>> START EXTRACT
GONZALES: The president speaks for the Administration. We all work
for the president of the United States, including the vice president
of the United States and including every member of the CIA.
QUESTIONER: Mr. Gonzales, the number of cases involving torture
by U.S. agents, military and otherwise, are growing every day, and
it’s not just Mr. Peterson’s British friends who are concerned
about it. Growing numbers of Americans are shocked and ashamed by
it. Many Americans, myself included, view that infamous memo you
wrote for the president when you were his counsel as opening the
doors to these abuses; that memo where you dismissed the Geneva
Conventions as quaint…. My question is, do you have any regret
about authoring that memo and what you said? And do you have any
intention of correcting any impression that that memo left in my
mind, in the minds of a lot of Americans, that you were seeking
to justify the use of torture, which indisputably has occurred in
dozens, hundreds of cases in detention facilities maintained by
U.S. forces all over the world?
GONZALES: I disagree with the premise of your question…. Now,
am I saying that abuses have not occurred? No, I’m not saying
that. Unfortunately, abuses have occurred. And the president made
it very clear, when abuses occur, we investigate them, and we hold
people accountable.
QUESTIONER: I’m Carroll Bogert from Human Rights Watch. Could
we hear, please, whether you consider water boarding to be torture,
whether water boarding is a technique that is tolerated, that has
been used by U.S. forces? And could we hear why Vice President Cheney
has been on Capitol Hill asking for a loophole in the McCain legislation,
if there is the unanimity in the Bush administration that you suggest?
GONZALES:
Not surprisingly, I’m not going to get into a discussion about
specific methods of questioning people who have information.
>> END EXTRACT
Reproduce the Gonzales transcript above in full, word for word.
>> START SOURCE MATERIAL
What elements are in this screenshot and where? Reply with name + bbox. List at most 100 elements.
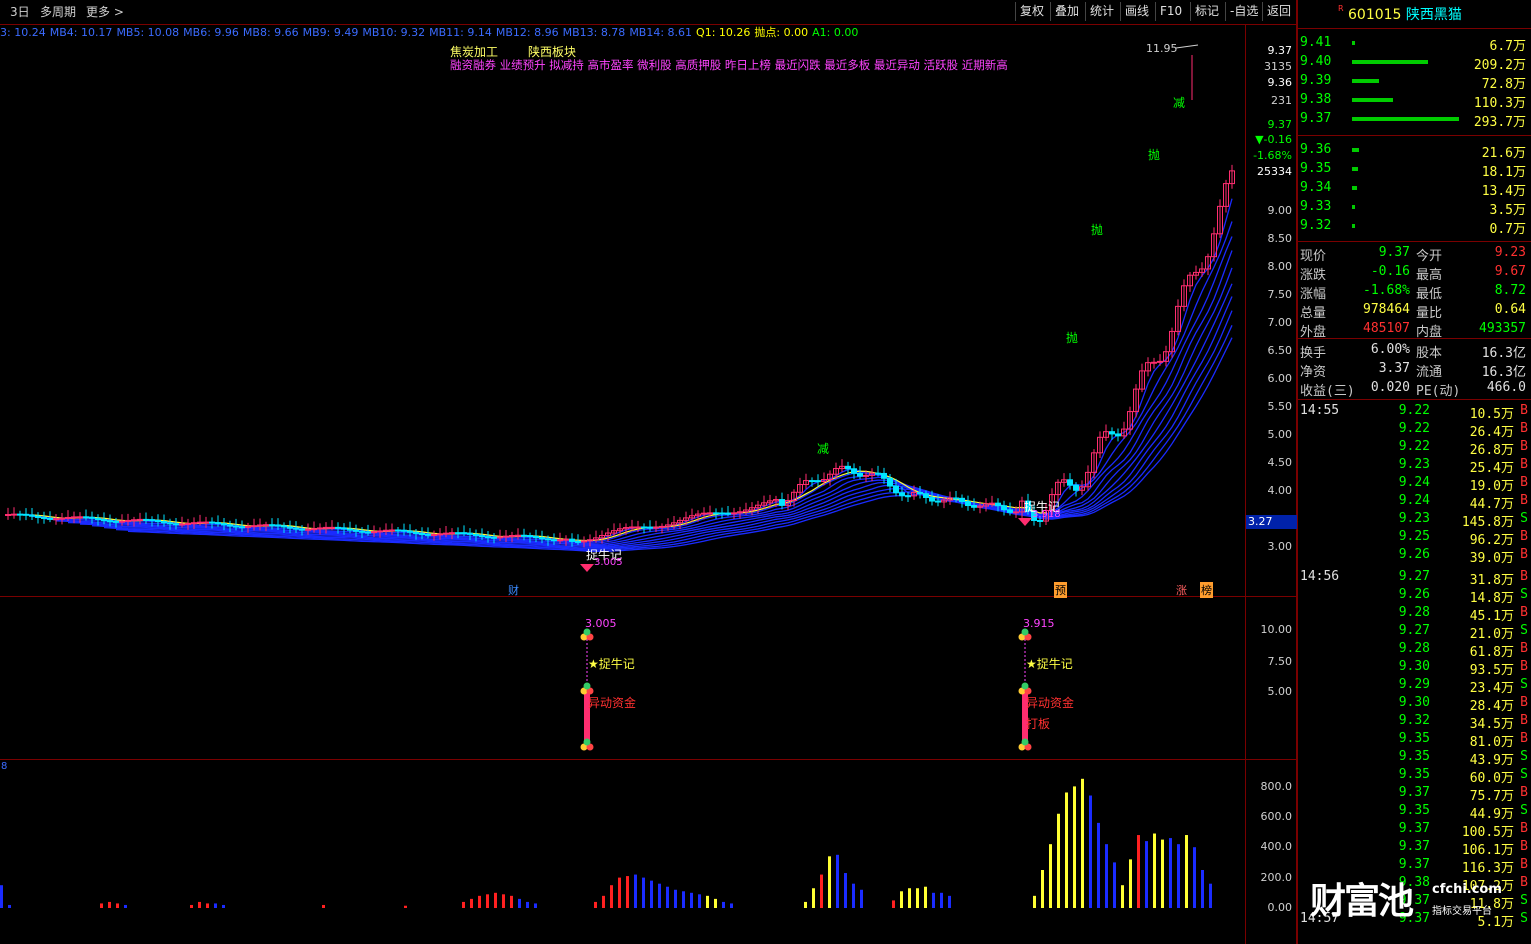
>> END SOURCE MATERIAL
:: TASK ANSWER ::
GONZALES: The president speaks for the Administration. We all work
for the president of the United States, including the vice president
of the United States and including every member of the CIA.
QUESTIONER: Mr. Gonzales, the number of cases involving torture
by U.S. agents, military and otherwise, are growing every day, and
it’s not just Mr. Peterson’s British friends who are concerned
about it. Growing numbers of Americans are shocked and ashamed by
it. Many Americans, myself included, view that infamous memo you
wrote for the president when you were his counsel as opening the
doors to these abuses; that memo where you dismissed the Geneva
Conventions as quaint…. My question is, do you have any regret
about authoring that memo and what you said? And do you have any
intention of correcting any impression that that memo left in my
mind, in the minds of a lot of Americans, that you were seeking
to justify the use of torture, which indisputably has occurred in
dozens, hundreds of cases in detention facilities maintained by
U.S. forces all over the world?
GONZALES: I disagree with the premise of your question…. Now,
am I saying that abuses have not occurred? No, I’m not saying
that. Unfortunately, abuses have occurred. And the president made
it very clear, when abuses occur, we investigate them, and we hold
people accountable.
QUESTIONER: I’m Carroll Bogert from Human Rights Watch. Could
we hear, please, whether you consider water boarding to be torture,
whether water boarding is a technique that is tolerated, that has
been used by U.S. forces? And could we hear why Vice President Cheney
has been on Capitol Hill asking for a loophole in the McCain legislation,
if there is the unanimity in the Bush administration that you suggest?
GONZALES:
Not surprisingly, I’m not going to get into a discussion about
specific methods of questioning people who have information.